* _EXTRACT_
......
American college basketball season

The 1988–89 Ball State Cardinals men's basketball team represented Ball State University as a member of the Mid-American Conference during the 1988–89 NCAA Division I men's basketball season. Led by second-year head coach Rick Majerus, Ball State played stifling defense en route to one of the best seasons in the school's history, including a school-record 29 wins and the first NCAA Tournament win in program history. The Cardinals won MAC regular season and tournament titles, advanced to the second round of the NCAA tournament, and finished the season with a 29–3 record (14–2 MAC).
......
* _ASSIGNMENT A_
In the Ball State basketball passage, who was the team's head coach during the 1988–89 season?
* _ASSIGNMENT B_
Decide whether each statement agrees with the Ball State basketball passage, answering yes or no and quoting the words that settle it: (i) The team set a school record for wins. (ii) The team was eliminated in the first round of the NCAA tournament. (iii) The team won the MAC regular season title.
* _ASSIGNMENT C_
Rewrite the Ball State basketball passage starting with "The 1988–89 Ball" and going on through "record (14–2 MAC).", changing "stifling" to "suffocating".

* _DATA SHOWN_
......
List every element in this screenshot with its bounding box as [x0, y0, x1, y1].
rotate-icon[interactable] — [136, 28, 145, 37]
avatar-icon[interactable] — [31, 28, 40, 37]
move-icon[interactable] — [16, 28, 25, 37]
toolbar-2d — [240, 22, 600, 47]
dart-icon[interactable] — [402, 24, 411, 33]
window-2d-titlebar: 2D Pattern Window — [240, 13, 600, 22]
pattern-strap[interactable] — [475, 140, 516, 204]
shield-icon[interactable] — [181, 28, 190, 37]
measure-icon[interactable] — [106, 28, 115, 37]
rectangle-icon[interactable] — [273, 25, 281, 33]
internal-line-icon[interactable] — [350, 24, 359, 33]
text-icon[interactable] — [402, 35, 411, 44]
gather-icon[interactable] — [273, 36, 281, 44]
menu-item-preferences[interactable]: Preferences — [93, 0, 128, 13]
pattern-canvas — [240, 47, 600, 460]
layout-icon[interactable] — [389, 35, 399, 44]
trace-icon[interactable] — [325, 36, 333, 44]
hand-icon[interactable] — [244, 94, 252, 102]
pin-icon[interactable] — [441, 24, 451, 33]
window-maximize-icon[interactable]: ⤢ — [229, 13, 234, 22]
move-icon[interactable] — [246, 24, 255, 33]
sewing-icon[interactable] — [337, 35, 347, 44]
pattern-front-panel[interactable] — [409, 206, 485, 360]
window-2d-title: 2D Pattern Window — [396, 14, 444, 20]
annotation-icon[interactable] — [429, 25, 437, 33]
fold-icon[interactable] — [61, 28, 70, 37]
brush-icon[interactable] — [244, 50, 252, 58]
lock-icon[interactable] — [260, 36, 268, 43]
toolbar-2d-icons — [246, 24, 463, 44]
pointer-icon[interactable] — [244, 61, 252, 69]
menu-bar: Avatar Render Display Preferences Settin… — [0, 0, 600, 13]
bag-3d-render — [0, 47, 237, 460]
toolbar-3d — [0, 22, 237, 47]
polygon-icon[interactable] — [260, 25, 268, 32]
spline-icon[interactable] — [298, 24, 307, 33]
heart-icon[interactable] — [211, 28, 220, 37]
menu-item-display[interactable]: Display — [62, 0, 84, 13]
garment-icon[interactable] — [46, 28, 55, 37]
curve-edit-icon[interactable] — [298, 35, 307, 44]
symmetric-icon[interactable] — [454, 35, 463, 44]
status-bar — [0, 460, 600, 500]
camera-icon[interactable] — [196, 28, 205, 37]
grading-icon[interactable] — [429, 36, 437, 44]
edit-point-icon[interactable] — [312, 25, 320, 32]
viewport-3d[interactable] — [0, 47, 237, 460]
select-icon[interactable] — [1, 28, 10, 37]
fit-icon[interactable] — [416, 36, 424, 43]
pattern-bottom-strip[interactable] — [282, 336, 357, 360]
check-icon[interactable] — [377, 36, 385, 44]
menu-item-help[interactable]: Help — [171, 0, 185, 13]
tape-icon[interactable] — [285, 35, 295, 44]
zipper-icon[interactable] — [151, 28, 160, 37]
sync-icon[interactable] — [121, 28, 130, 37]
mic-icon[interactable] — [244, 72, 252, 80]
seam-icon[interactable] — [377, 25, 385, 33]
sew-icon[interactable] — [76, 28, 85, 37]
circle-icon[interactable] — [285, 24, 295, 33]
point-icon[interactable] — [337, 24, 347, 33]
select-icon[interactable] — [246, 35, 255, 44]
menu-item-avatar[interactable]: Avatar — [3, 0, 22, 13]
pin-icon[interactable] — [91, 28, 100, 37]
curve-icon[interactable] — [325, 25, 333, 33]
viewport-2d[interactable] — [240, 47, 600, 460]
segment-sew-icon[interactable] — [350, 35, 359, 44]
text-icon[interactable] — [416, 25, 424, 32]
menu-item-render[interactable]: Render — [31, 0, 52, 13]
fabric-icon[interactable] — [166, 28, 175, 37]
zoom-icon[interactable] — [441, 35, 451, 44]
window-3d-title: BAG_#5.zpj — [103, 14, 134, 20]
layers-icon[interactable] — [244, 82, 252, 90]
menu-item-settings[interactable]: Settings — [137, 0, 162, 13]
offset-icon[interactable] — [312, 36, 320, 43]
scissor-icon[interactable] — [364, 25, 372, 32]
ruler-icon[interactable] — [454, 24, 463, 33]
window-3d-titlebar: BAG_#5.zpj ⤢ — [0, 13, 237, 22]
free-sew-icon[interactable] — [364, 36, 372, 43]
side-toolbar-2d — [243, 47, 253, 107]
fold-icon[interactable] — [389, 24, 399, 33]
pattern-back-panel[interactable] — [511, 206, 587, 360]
......
* _EXERCISE RESULT A_
Rick Majerus, in his second year as head coach, led the team.

* _EXERCISE RESULT B_
(i) Yes: "a school-record 29 wins"
(ii) No: "advanced to the second round of the NCAA tournament"
(iii) Yes: "The Cardinals won MAC regular season and tournament titles"

* _EXERCISE RESULT C_
The 1988–89 Ball State Cardinals men's basketball team represented Ball State University as a member of the Mid-American Conference during the 1988–89 NCAA Division I men's basketball season. Led by second-year head coach Rick Majerus, Ball State played suffocating defense en route to one of the best seasons in the school's history, including a school-record 29 wins and the first NCAA Tournament win in program history. The Cardinals won MAC regular season and tournament titles, advanced to the second round of the NCAA tournament, and finished the season with a 29–3 record (14–2 MAC).